- _Problem statement_: Among the entries below, find the lines that hold the word "cheyenne" and report them.

##### Extracted material

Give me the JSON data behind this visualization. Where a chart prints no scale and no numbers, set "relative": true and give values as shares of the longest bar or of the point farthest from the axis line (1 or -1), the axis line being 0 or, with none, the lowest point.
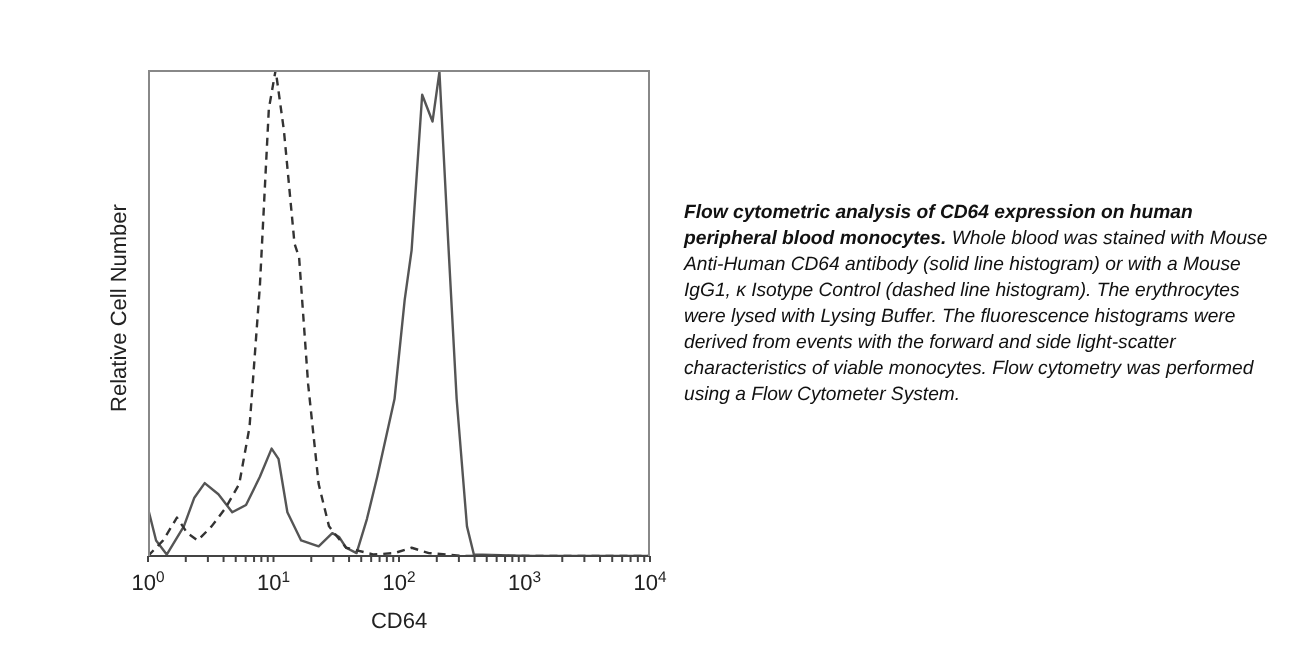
{
  "chart_data": {
    "type": "line",
    "relative": true,
    "log": "x",
    "title": "Flow cytometric analysis of CD64 expression on human peripheral blood monocytes.",
    "annotations": [
      "Whole blood was stained with Mouse Anti-Human CD64 antibody (solid line histogram) or with a Mouse IgG1, κ Isotype Control (dashed line histogram). The erythrocytes were lysed with Lysing Buffer. The fluorescence histograms were derived from events with the forward and side light-scatter characteristics of viable monocytes. Flow cytometry was performed using a Flow Cytometer System."
    ],
    "xlabel": "CD64",
    "ylabel": "Relative Cell Number",
    "xlim": [
      1,
      10000
    ],
    "xticks": [
      {
        "value": 1,
        "label": "10$^{0}$"
      },
      {
        "value": 2,
        "label": null
      },
      {
        "value": 3,
        "label": null
      },
      {
        "value": 4,
        "label": null
      },
      {
        "value": 5,
        "label": null
      },
      {
        "value": 6,
        "label": null
      },
      {
        "value": 7,
        "label": null
      },
      {
        "value": 8,
        "label": null
      },
      {
        "value": 9,
        "label": null
      },
      {
        "value": 10,
        "label": "10$^{1}$"
      },
      {
        "value": 20,
        "label": null
      },
      {
        "value": 30,
        "label": null
      },
      {
        "value": 40,
        "label": null
      },
      {
        "value": 50,
        "label": null
      },
      {
        "value": 60,
        "label": null
      },
      {
        "value": 70,
        "label": null
      },
      {
        "value": 80,
        "label": null
      },
      {
        "value": 90,
        "label": null
      },
      {
        "value": 100,
        "label": "10$^{2}$"
      },
      {
        "value": 200,
        "label": null
      },
      {
        "value": 300,
        "label": null
      },
      {
        "value": 400,
        "label": null
      },
      {
        "value": 500,
        "label": null
      },
      {
        "value": 600,
        "label": null
      },
      {
        "value": 700,
        "label": null
      },
      {
        "value": 800,
        "label": null
      },
      {
        "value": 900,
        "label": null
      },
      {
        "value": 1000,
        "label": "10$^{3}$"
      },
      {
        "value": 2000,
        "label": null
      },
      {
        "value": 3000,
        "label": null
      },
      {
        "value": 4000,
        "label": null
      },
      {
        "value": 5000,
        "label": null
      },
      {
        "value": 6000,
        "label": null
      },
      {
        "value": 7000,
        "label": null
      },
      {
        "value": 8000,
        "label": null
      },
      {
        "value": 9000,
        "label": null
      },
      {
        "value": 10000,
        "label": "10$^{4}$"
      }
    ],
    "grid": false,
    "legend": false,
    "marker": "none",
    "series": [
      {
        "color": "#555555",
        "line_style": "solid",
        "x": [
          1,
          1.16,
          1.41,
          1.93,
          2.34,
          2.83,
          3.64,
          4.69,
          6.04,
          7.79,
          9.66,
          10.96,
          12.9,
          16.6,
          22.9,
          29.4,
          33.4,
          37.9,
          45.9,
          55.5,
          67.1,
          92.1,
          111,
          126,
          153,
          185,
          210,
          247,
          288,
          348,
          395,
          1161,
          10000
        ],
        "values": [
          0.098,
          0.032,
          0.003,
          0.061,
          0.12,
          0.15,
          0.127,
          0.09,
          0.105,
          0.163,
          0.221,
          0.2,
          0.09,
          0.032,
          0.02,
          0.047,
          0.039,
          0.017,
          0.006,
          0.076,
          0.163,
          0.323,
          0.527,
          0.629,
          0.949,
          0.894,
          0.996,
          0.643,
          0.323,
          0.061,
          0.003,
          0,
          0
        ]
      },
      {
        "color": "#333333",
        "line_style": "dashed",
        "x": [
          1,
          1.32,
          1.7,
          2.06,
          2.49,
          3.21,
          4.13,
          5.33,
          6.44,
          7.79,
          9.18,
          10.4,
          12.1,
          14.7,
          16.0,
          18.9,
          22.9,
          27.7,
          37.9,
          63,
          92,
          126,
          173,
          327,
          10000
        ],
        "values": [
          0,
          0.032,
          0.079,
          0.047,
          0.032,
          0.061,
          0.098,
          0.148,
          0.265,
          0.556,
          0.92,
          1,
          0.876,
          0.643,
          0.614,
          0.352,
          0.148,
          0.061,
          0.017,
          0.003,
          0.006,
          0.017,
          0.006,
          0,
          0
        ]
      }
    ]
  }
}
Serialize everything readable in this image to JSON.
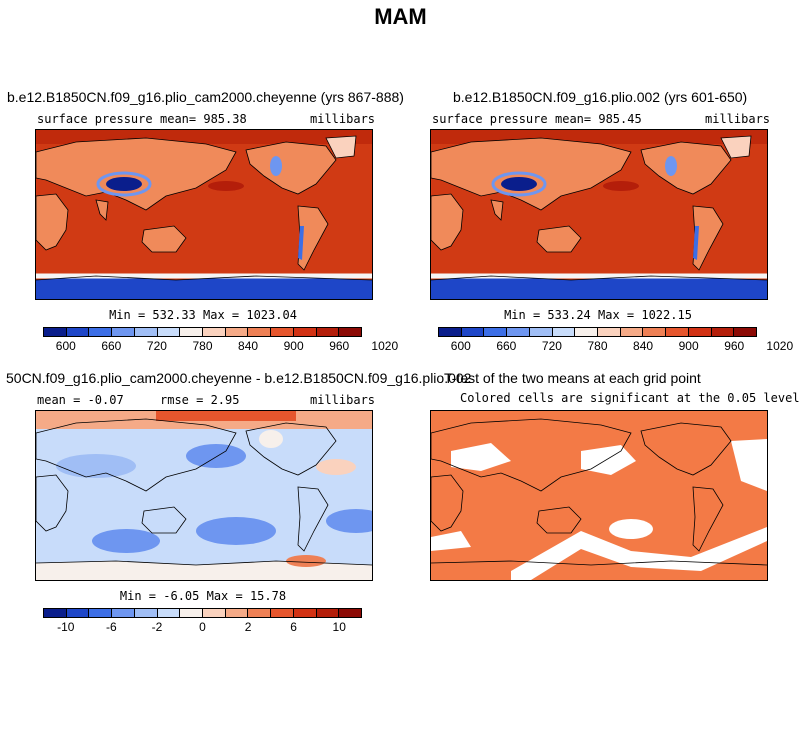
{
  "title": "MAM",
  "panels": [
    {
      "title": "b.e12.B1850CN.f09_g16.plio_cam2000.cheyenne (yrs 867-888)",
      "left_label": "surface pressure",
      "center_label": "mean= 985.38",
      "right_label": "millibars",
      "minmax": "Min = 532.33 Max = 1023.04"
    },
    {
      "title": "b.e12.B1850CN.f09_g16.plio.002 (yrs 601-650)",
      "left_label": "surface pressure",
      "center_label": "mean= 985.45",
      "right_label": "millibars",
      "minmax": "Min = 533.24 Max = 1022.15"
    },
    {
      "title": "50CN.f09_g16.plio_cam2000.cheyenne - b.e12.B1850CN.f09_g16.plio.002",
      "left_label": "mean = -0.07",
      "center_label": "rmse = 2.95",
      "right_label": "millibars",
      "minmax": "Min = -6.05 Max = 15.78"
    },
    {
      "title": "T-test of the two means at each grid point",
      "subtitle": "Colored cells are significant at the 0.05 level"
    }
  ],
  "colorbar_pressure": {
    "colors": [
      "#0a1e8c",
      "#1e46c8",
      "#3c6ee6",
      "#6e96f0",
      "#a0bef5",
      "#c8dcfa",
      "#f7f0eb",
      "#fad2be",
      "#f5aa87",
      "#ee8055",
      "#e6562d",
      "#d23214",
      "#b41e0a",
      "#8c0a05"
    ],
    "ticks": [
      "600",
      "660",
      "720",
      "780",
      "840",
      "900",
      "960",
      "1020"
    ]
  },
  "colorbar_diff": {
    "colors": [
      "#0a1e8c",
      "#1e46c8",
      "#3c6ee6",
      "#6e96f0",
      "#a0bef5",
      "#c8dcfa",
      "#f7f0eb",
      "#fad2be",
      "#f5aa87",
      "#ee8055",
      "#e6562d",
      "#d23214",
      "#b41e0a",
      "#8c0a05"
    ],
    "ticks": [
      "-10",
      "-6",
      "-2",
      "0",
      "2",
      "6",
      "10"
    ]
  },
  "colors": {
    "pressure_ocean": "#d03a14",
    "pressure_land": "#f08a5a",
    "diff_background": "#c8dcfa",
    "ttest_significant": "#f37a46"
  }
}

##########

- _Result of the exercise_:
      "title": "b.e12.B1850CN.f09_g16.plio_cam2000.cheyenne (yrs 867-888)",
      "title": "50CN.f09_g16.plio_cam2000.cheyenne - b.e12.B1850CN.f09_g16.plio.002",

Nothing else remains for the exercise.